Consignes:
**a)** Recopiez, s'il vous plaît, le passage du texte sur Paul allant de « Ses positions vis-à-vis » à « Église largement émancipée. ».
**b)** Répondez brièvement d'après le texte sur Paul :
(i) Qui était le grand-père de Gamaliel ?
(ii) Quelle crise provoquera le premier schisme ?
(iii) En quelle année Marcion va-t-il rétablir les lettres de Paul ?

Texte:
------------

Manifestement issu d’une famille aisée, Paul fut aussi relativement riche lui aussi, notamment en raison de son activité dont on nous dit qu’il fabriquait des tentes, ce qui doit se comprendre comme exerçant les métiers de tisserand et/ou de sellier.

L’homme aux deux cultures

Juif pharisien à l’ascendance revendiquée, Paul fut l’élève de Gamaliel, le rabbi à l’éducation tolérante, à Jérusalem.
Rappelons que Gamaliel était un Pharisien de renom. Son grand-père, Hillel l’Ancien, était à l’origine de l’un des deux principaux courants de la pensée pharisienne. Son approche était considérée comme plus tolérante que celle de l’école rivale, celle de Shamaï. Nul doute qu’avoir reçu un tel enseignement était une marque de qualité dans la maîtrise de la loi orale, ce dont Paul ne manquera pas de se servir.

Pourtant Paul renoncera aux avantages qu’une telle éducation lui promettait, appliquant peut-être en cela l’enseignement de ce grand maître : « prendre garde d’être trouvé en train de combattre en fait contre Dieu. »

De ses origines, Paul bénéficiera de la capacité à raisonner et à s’adresser aux païens dans le langage philosophique qu’ils reconnaissaient. Cela est particulièrement vrai dans les communautés grecques (Corinthe, etc.).

Paul, historiquement controversé

Les Actes des apôtres sont attribués à Luc, médecin et ami de Paul[8], paraît-il.

Pourtant, leur lecture montre un antagonisme envers Paul qui dure au moins jusqu’au chapitre 13 inclus :

  • Paul y est sans cesse ravalé à son rang de juif par l’emploi du nom Saul au lieu de celui de Paul qu’il revendique ;
  • Il est accusé d’avoir pris part, en quelque sorte à l’exécution d’Étienne ;
  • Le personnage de Simon le mage est considéré par quelques chercheurs comme une caricature de Paul ;
  • Il est montré comme soumis à l’autorité des « colonnes » de Jérusalem, ce qu’il nie ;
  • Son statut d’apôtre lui est contesté alors que son baptême d’esprit (imposition des mains) est validé sans immersion.

Ses positions vis-à-vis de la loi judaïque, notamment dans l’application des prescriptions alimentaires et de la circoncision pour les adeptes non-juifs, aboutissent à un antagonisme absolu avec Pierre et les envoyés de Jacques le juste[9]. La crise d’Antioche (49) provoquera le premier schisme qui séparera les judéo-chrétiens, jusque là seuls détenteurs de la légitimité chrétienne, et les pagano-chrétiens dont Paul fera une Église largement émancipée.

Ses lettres aux communautés fondées sous son autorité sont systématiquement manipulées, dès sa mort par les scribes judéo-chrétiens et les autorités de l’Église de Rome, au point que Marcion va se sentir obligé de les rétablir en 140.

------------

Données fournies:
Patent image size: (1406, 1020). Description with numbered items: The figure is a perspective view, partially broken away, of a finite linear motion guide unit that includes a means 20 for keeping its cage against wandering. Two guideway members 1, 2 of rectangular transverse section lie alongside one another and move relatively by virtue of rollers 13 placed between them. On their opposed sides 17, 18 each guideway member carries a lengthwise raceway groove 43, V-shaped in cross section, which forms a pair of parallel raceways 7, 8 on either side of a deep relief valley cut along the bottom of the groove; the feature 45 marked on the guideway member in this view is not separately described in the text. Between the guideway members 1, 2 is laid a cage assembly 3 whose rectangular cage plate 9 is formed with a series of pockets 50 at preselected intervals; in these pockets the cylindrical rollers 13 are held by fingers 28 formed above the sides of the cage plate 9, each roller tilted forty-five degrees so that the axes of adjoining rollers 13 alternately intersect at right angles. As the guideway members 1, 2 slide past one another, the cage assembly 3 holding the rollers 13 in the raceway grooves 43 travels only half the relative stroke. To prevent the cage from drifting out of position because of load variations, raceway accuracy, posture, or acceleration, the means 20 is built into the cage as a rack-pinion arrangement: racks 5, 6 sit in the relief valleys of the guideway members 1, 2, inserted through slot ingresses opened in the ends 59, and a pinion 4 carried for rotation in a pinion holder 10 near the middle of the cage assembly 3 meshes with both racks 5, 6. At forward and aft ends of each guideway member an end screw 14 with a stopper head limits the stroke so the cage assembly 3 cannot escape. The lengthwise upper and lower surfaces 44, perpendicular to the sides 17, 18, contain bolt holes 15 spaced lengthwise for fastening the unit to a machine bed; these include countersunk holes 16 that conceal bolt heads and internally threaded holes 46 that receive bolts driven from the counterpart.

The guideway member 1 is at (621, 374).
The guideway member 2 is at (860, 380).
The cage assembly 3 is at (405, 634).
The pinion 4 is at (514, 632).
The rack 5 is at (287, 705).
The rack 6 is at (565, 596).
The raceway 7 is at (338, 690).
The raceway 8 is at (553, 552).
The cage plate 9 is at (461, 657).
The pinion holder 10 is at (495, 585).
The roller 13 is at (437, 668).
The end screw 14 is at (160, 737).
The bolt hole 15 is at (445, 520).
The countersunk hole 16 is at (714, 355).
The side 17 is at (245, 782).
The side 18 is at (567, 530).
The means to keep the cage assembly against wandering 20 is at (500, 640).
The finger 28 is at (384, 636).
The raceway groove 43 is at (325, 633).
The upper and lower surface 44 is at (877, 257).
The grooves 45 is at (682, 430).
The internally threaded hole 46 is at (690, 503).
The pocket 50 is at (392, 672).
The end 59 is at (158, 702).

------------

Réponses par consigne:
**a)**
Ses positions vis-à-vis de la loi judaïque, notamment dans l’application des prescriptions alimentaires et de la circoncision pour les adeptes non-juifs, aboutissent à un antagonisme absolu avec Pierre et les envoyés de Jacques le juste[9]. La crise d’Antioche (49) provoquera le premier schisme qui séparera les judéo-chrétiens, jusque là seuls détenteurs de la légitimité chrétienne, et les pagano-chrétiens dont Paul fera une Église largement émancipée.

**b)**
(i) Hillel l'Ancien.
(ii) La crise d'Antioche (49).
(iii) En 140.